Consigna:
Responda las siguientes preguntas según el fragmento sobre la revolución tecnológica:
(a) ¿Qué artefactos imaginaremos al buscar en nuestra memoria los cambios de la llamada revolución tecnológica?
(b) ¿Qué revista eligió a Jaron Lanier como una de las personas más influyentes del mundo, y en qué año?
(c) ¿Cómo se titula el manifiesto por el que hoy se reconoce a Lanier?

Fragmento proporcionado:
*****

Por María José Coronado* / Ilustración de Sorian Soosay (cc)

Cuando busquemos en nuestra memoria los cambios que produjo la llamada revolución tecnológica, nos imaginaremos  artefactos como los robots, drones, impresoras 3D, computadoras y  celulares. También recordaremos aquellas palabras aprendidas e incorporadas a nuestro lenguaje: nanotecnología, neurotecnologías, inteligencia artificial, biotecnología. Pero es muy probable que nuestra mente ya no tenga rastro de una forma de existencia distinta porque estaremos más preocupados de las máquinas que de  la vida.

Jaron Lanier, el informático de estilo rasta que se dedicó desde muy temprana edad a la realidad virtual y al desarrollo de tecnologías en red, fue elegido como una de las personas más influyentes del mundo por la revista Time del 2011. Hoy, en cambio, es reconocido por su manifiesto “No somos computadoras”, en el cual rechaza la obsesión por la tecnología y por muchas cuestiones del mundo tecnológico que alguna vez fueron consideradas sagradas para él.

*****

Datos proporcionados:

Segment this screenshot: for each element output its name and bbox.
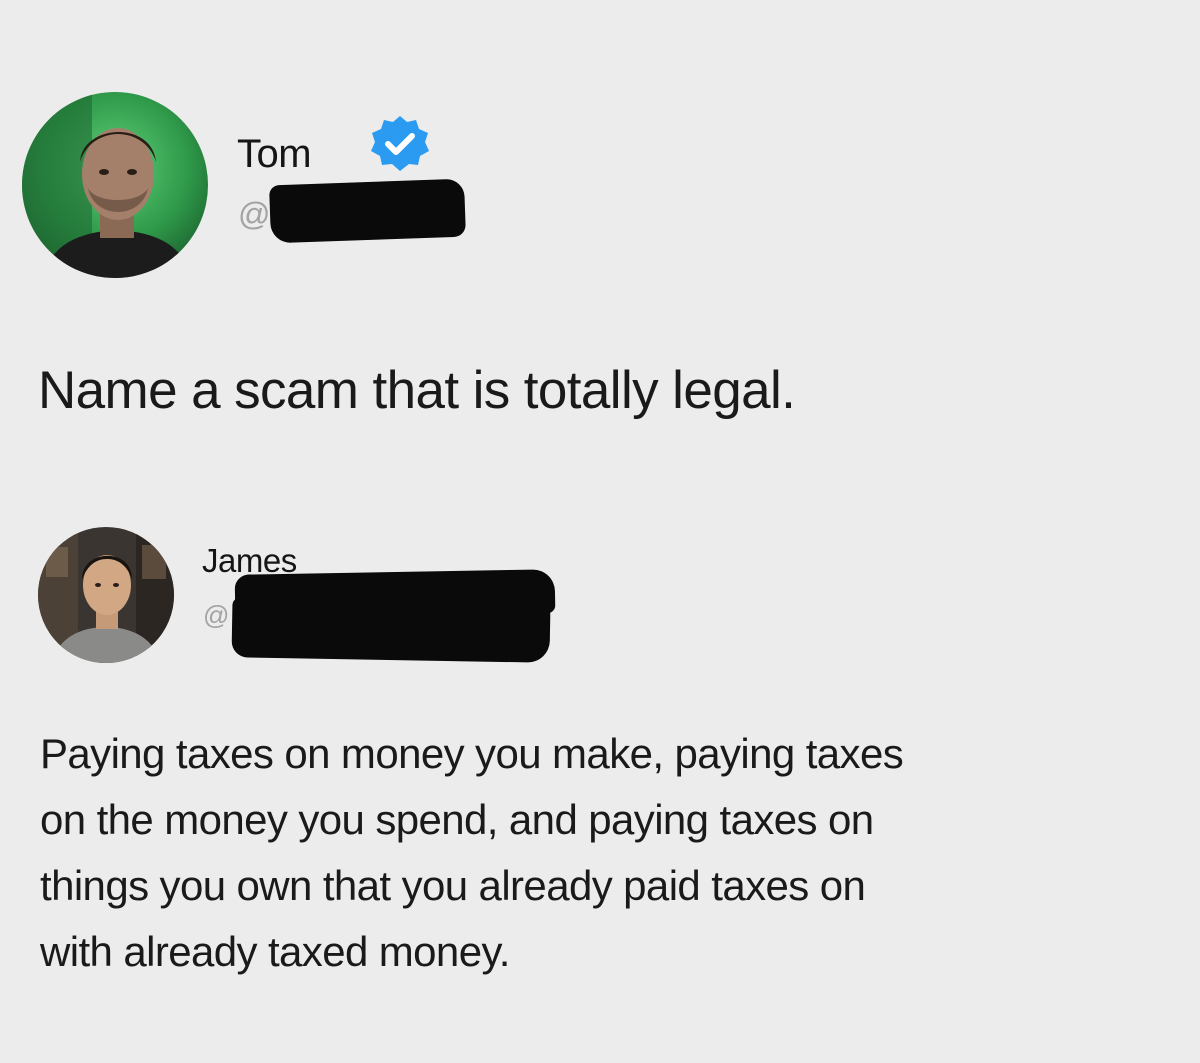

*****

Resultado:
(a) Robots, drones, impresoras 3D, computadoras y celulares.
(b) La revista Time, en 2011.
(c) “No somos computadoras”.